■ **INSTRUCTIONS TO FOLLOW**
Rewrite the stretch from the line containing "322, 818, 340]" through the end of the records as a Markdown table with the columns Row and Line, skipping blank lines. Leave the pictures out of the answer.

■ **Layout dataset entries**
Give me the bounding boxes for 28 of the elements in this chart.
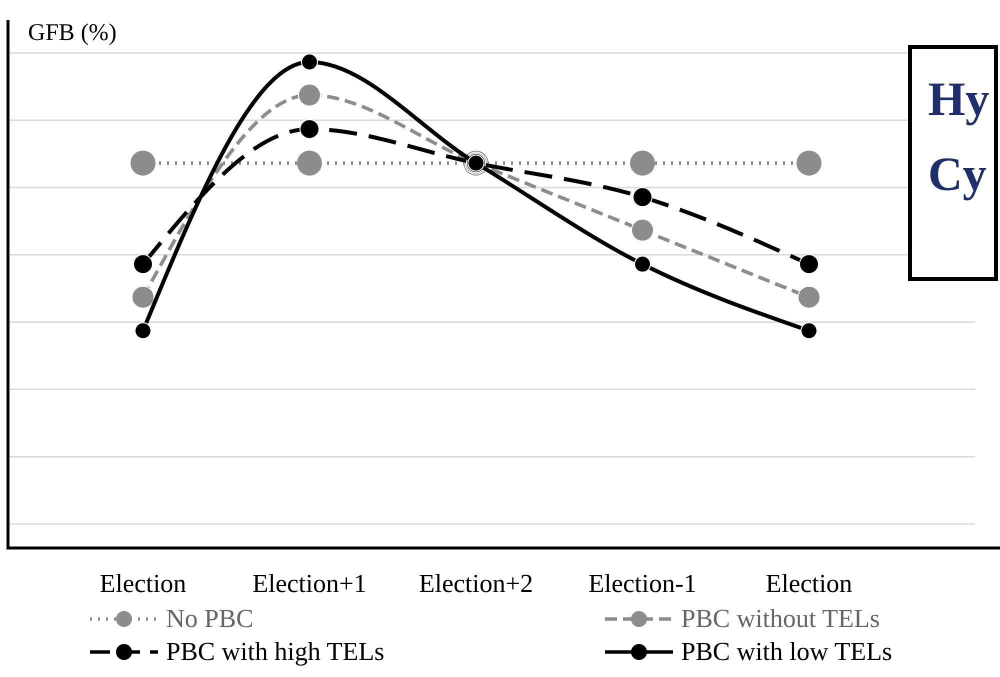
point	[800, 322, 818, 340]
point	[298, 84, 321, 107]
point	[632, 187, 652, 208]
annotation: Hy	[928, 73, 990, 126]
point	[630, 150, 655, 176]
point	[798, 286, 820, 309]
legend-label: PBC with high TELs	[166, 637, 384, 666]
legend-label: PBC without TELs	[681, 604, 880, 633]
point	[799, 254, 819, 274]
x-tick-label: Election	[100, 569, 186, 598]
y-axis-title: GFB (%)	[28, 20, 117, 46]
point	[297, 150, 322, 176]
point	[300, 119, 320, 140]
x-tick-label: Election	[766, 569, 852, 598]
legend-label: No PBC	[166, 604, 254, 633]
point	[796, 150, 822, 176]
point	[301, 54, 318, 70]
point	[133, 254, 153, 274]
point	[134, 322, 152, 340]
point	[132, 286, 154, 309]
x-tick-label: Election-1	[588, 569, 697, 598]
legend-label: PBC with low TELs	[681, 637, 892, 666]
x-tick-label: Election+2	[418, 569, 534, 598]
point	[634, 256, 651, 273]
x-tick-label: Election+1	[252, 569, 367, 598]
annotation: Cy	[928, 148, 987, 201]
point	[631, 218, 654, 242]
point	[130, 150, 156, 176]
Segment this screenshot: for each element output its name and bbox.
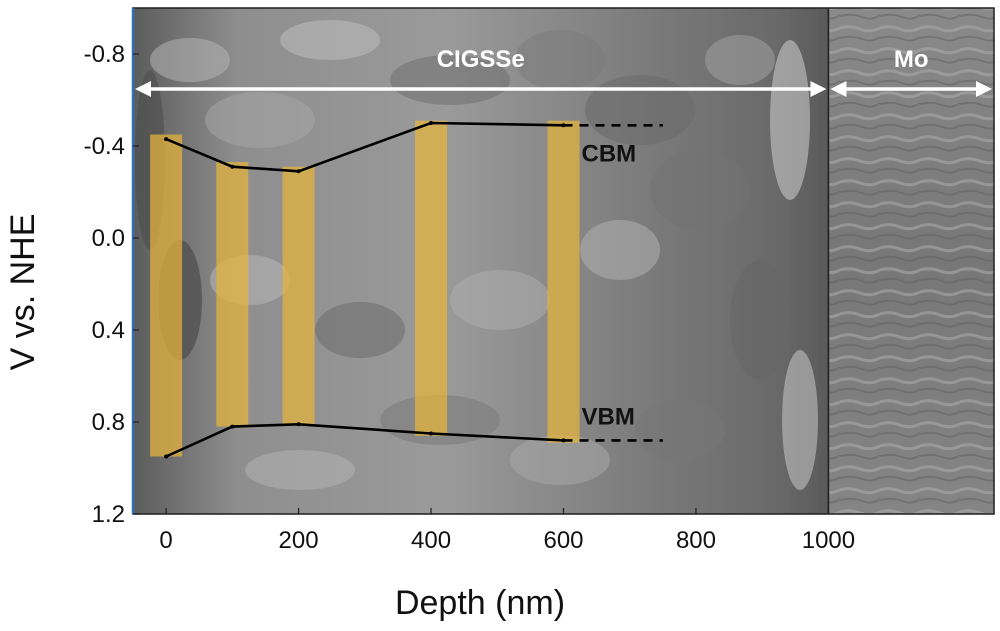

■ **THE OUTPUT**
| Row | Line |
|---|---|
| 1 | point	[800, 322, 818, 340] |
| 2 | point	[298, 84, 321, 107] |
| 3 | point	[632, 187, 652, 208] |
| 4 | annotation: Hy	[928, 73, 990, 126] |
| 5 | point	[630, 150, 655, 176] |
| 6 | point	[798, 286, 820, 309] |
| 7 | legend-label: PBC with high TELs	[166, 637, 384, 666] |
| 8 | legend-label: PBC without TELs	[681, 604, 880, 633] |
| 9 | point	[799, 254, 819, 274] |
| 10 | x-tick-label: Election	[100, 569, 186, 598] |
| 11 | y-axis-title: GFB (%)	[28, 20, 117, 46] |
| 12 | point	[297, 150, 322, 176] |
| 13 | point	[300, 119, 320, 140] |
| 14 | x-tick-label: Election	[766, 569, 852, 598] |
| 15 | legend-label: No PBC	[166, 604, 254, 633] |
| 16 | point	[796, 150, 822, 176] |
| 17 | point	[301, 54, 318, 70] |
| 18 | point	[133, 254, 153, 274] |
| 19 | point	[134, 322, 152, 340] |
| 20 | point	[132, 286, 154, 309] |
| 21 | x-tick-label: Election-1	[588, 569, 697, 598] |
| 22 | legend-label: PBC with low TELs	[681, 637, 892, 666] |
| 23 | x-tick-label: Election+2	[418, 569, 534, 598] |
| 24 | point	[634, 256, 651, 273] |
| 25 | x-tick-label: Election+1	[252, 569, 367, 598] |
| 26 | annotation: Cy	[928, 148, 987, 201] |
| 27 | point	[631, 218, 654, 242] |
| 28 | point	[130, 150, 156, 176] |
| 29 | Segment this screenshot: for each element output its name and bbox. |